* [Task material]:

=====

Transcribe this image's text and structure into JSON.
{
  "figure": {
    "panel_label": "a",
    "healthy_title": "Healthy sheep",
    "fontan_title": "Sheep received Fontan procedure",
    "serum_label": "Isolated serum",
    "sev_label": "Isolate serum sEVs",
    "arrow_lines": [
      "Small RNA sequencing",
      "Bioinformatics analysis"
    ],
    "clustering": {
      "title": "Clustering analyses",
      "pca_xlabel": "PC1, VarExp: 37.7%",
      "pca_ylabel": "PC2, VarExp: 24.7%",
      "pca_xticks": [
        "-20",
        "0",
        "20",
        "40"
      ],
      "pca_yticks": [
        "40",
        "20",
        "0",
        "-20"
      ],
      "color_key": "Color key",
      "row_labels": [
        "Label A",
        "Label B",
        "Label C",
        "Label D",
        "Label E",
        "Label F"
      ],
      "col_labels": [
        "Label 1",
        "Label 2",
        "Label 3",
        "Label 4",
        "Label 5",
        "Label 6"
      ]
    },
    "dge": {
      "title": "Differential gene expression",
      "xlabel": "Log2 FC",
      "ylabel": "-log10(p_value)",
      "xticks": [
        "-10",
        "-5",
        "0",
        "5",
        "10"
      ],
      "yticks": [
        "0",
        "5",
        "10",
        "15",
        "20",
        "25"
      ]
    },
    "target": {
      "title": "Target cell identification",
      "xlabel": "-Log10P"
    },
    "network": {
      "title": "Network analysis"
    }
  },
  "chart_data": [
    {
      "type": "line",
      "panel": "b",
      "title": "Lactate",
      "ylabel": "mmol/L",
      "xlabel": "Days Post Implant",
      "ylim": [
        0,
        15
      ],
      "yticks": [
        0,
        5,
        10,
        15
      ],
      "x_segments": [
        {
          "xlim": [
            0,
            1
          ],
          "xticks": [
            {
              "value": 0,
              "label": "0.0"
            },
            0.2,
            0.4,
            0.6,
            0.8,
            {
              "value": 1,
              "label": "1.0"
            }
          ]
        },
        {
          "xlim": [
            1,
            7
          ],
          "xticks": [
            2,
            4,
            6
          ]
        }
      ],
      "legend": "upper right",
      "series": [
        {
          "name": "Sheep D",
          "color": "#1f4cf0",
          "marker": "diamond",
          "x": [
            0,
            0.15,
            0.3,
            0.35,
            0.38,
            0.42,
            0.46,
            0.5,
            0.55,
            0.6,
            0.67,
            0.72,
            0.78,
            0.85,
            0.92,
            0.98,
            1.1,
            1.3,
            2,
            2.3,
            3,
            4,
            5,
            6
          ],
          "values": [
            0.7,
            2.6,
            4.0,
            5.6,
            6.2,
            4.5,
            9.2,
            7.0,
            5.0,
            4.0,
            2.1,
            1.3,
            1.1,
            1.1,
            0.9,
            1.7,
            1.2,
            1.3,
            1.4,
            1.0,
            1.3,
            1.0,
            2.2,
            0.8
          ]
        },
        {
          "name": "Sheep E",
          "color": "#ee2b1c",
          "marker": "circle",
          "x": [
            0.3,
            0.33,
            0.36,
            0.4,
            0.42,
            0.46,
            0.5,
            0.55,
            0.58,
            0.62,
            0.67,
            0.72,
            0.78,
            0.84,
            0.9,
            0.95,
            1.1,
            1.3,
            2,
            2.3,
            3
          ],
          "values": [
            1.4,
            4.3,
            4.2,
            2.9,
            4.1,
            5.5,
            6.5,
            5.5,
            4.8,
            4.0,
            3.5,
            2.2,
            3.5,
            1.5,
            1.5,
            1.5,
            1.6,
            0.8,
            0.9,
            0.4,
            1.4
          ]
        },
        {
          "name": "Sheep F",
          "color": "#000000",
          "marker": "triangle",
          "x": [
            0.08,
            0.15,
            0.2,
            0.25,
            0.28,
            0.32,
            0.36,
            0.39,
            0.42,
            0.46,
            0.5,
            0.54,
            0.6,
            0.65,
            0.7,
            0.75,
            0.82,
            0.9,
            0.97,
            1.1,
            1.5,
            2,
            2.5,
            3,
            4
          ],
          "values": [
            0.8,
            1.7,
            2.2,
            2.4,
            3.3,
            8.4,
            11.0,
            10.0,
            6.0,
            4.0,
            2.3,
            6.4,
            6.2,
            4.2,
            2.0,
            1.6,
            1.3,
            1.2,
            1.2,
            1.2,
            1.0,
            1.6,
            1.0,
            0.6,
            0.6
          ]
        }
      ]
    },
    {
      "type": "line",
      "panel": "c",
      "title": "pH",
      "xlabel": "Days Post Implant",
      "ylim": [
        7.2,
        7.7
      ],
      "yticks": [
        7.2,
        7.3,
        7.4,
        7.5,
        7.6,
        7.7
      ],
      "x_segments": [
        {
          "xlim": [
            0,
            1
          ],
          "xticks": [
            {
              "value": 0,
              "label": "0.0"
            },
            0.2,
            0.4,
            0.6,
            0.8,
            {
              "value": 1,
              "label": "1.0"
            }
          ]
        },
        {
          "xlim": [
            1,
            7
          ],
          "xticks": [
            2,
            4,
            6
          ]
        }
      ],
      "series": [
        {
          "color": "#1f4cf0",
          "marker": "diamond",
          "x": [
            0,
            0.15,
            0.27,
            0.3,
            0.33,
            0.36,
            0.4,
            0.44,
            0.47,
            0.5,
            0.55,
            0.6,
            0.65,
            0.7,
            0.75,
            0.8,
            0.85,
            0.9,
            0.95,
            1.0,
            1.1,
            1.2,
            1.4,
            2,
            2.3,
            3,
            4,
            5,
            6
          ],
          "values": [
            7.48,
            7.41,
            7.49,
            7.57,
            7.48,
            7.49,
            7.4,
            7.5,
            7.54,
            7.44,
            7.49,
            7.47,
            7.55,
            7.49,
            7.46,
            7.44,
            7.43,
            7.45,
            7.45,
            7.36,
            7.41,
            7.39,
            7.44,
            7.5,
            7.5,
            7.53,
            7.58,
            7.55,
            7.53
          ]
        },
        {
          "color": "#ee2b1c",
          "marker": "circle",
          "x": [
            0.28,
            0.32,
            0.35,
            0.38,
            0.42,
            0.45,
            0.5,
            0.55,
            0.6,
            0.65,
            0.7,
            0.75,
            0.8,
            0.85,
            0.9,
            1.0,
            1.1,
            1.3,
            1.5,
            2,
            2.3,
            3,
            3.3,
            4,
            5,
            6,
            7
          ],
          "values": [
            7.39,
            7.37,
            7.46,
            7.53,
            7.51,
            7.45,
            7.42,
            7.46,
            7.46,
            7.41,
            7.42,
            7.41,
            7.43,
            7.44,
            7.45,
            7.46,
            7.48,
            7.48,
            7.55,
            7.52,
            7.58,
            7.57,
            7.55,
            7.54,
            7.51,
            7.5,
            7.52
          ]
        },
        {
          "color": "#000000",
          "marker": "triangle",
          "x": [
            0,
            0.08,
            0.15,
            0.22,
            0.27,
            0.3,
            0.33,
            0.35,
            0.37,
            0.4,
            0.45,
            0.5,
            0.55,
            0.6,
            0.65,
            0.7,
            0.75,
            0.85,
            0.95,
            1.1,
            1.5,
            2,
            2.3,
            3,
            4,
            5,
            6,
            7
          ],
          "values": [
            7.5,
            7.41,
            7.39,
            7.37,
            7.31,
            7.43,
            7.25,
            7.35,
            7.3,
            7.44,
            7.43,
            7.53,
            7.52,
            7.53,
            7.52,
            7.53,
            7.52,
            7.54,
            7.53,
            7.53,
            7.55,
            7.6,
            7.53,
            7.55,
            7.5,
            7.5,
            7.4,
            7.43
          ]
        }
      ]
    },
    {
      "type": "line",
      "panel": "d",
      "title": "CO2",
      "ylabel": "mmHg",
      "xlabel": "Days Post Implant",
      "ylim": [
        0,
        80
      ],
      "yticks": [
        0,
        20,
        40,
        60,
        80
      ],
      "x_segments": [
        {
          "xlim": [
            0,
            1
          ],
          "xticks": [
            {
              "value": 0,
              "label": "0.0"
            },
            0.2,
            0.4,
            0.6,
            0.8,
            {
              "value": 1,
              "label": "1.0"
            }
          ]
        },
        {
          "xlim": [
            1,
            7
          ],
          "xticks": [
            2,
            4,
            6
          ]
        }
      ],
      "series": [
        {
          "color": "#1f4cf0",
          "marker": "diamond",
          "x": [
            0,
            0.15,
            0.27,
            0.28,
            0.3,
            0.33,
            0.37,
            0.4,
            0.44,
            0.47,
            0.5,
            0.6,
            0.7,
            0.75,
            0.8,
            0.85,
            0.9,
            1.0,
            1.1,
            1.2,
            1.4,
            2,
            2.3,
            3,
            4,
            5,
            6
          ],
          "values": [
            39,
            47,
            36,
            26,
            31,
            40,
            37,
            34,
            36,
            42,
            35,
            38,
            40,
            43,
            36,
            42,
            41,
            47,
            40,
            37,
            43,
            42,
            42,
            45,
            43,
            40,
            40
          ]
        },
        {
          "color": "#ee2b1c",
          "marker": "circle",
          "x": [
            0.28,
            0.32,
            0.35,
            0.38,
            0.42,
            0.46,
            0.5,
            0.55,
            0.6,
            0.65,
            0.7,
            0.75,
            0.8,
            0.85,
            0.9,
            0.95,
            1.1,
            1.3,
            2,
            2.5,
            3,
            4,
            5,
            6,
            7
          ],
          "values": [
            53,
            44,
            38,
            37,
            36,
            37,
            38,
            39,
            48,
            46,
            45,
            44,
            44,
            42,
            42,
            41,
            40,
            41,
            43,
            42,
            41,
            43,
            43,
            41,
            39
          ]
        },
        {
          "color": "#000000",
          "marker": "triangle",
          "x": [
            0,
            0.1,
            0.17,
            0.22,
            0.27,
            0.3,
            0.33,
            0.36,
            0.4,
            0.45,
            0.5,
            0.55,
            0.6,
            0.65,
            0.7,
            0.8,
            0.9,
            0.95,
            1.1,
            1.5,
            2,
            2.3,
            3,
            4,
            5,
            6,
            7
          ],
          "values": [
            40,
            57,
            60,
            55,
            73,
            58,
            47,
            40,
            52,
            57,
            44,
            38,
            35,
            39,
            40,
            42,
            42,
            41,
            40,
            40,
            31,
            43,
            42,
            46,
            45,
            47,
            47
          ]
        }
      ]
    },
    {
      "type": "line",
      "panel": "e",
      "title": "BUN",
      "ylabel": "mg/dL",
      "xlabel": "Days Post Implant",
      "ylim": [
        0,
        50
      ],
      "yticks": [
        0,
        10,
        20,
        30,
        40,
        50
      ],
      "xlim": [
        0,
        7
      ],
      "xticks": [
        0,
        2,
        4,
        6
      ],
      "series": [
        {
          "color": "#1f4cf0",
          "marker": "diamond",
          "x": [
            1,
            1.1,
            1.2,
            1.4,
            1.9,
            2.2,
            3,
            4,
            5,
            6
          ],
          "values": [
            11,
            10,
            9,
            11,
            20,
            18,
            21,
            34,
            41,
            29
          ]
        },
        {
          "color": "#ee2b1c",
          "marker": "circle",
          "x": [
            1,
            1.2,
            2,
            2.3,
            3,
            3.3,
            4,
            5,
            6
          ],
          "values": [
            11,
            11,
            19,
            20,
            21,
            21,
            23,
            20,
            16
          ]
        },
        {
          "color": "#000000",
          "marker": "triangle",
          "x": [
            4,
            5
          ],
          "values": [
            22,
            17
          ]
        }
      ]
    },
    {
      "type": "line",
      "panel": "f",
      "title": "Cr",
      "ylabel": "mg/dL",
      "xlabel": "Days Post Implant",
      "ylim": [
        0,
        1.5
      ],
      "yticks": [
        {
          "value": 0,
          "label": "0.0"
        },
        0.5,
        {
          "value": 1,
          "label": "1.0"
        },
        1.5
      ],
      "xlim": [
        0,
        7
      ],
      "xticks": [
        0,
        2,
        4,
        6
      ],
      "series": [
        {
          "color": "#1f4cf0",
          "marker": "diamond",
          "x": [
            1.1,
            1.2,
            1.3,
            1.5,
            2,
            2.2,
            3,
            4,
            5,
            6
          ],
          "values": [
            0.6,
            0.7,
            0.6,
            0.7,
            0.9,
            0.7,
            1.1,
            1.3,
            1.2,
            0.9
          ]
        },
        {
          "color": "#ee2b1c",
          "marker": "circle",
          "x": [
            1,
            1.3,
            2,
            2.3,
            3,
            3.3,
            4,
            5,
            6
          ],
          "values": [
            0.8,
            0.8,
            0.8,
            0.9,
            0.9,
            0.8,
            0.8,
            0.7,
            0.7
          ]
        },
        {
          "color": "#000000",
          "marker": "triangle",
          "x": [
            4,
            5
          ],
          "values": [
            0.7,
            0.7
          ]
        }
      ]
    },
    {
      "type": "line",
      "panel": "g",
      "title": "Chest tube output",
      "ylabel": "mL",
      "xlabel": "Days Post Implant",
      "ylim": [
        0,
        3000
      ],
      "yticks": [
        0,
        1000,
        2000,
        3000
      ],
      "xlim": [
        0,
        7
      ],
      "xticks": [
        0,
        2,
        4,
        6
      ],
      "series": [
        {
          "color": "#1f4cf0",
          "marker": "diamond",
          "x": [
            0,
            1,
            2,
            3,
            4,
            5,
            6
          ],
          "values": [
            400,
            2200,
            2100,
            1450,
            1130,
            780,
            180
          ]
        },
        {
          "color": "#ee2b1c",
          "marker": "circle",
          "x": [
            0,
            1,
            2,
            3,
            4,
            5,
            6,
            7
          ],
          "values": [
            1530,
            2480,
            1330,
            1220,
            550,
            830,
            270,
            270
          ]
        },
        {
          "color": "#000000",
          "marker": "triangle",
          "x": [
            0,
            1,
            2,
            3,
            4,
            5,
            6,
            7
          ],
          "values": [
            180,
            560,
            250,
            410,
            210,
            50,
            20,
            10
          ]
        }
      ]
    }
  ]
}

=====

* [What the task asks]: Scan the lines above for "analysis" and state how many match, nothing more.

* [Your response]: 2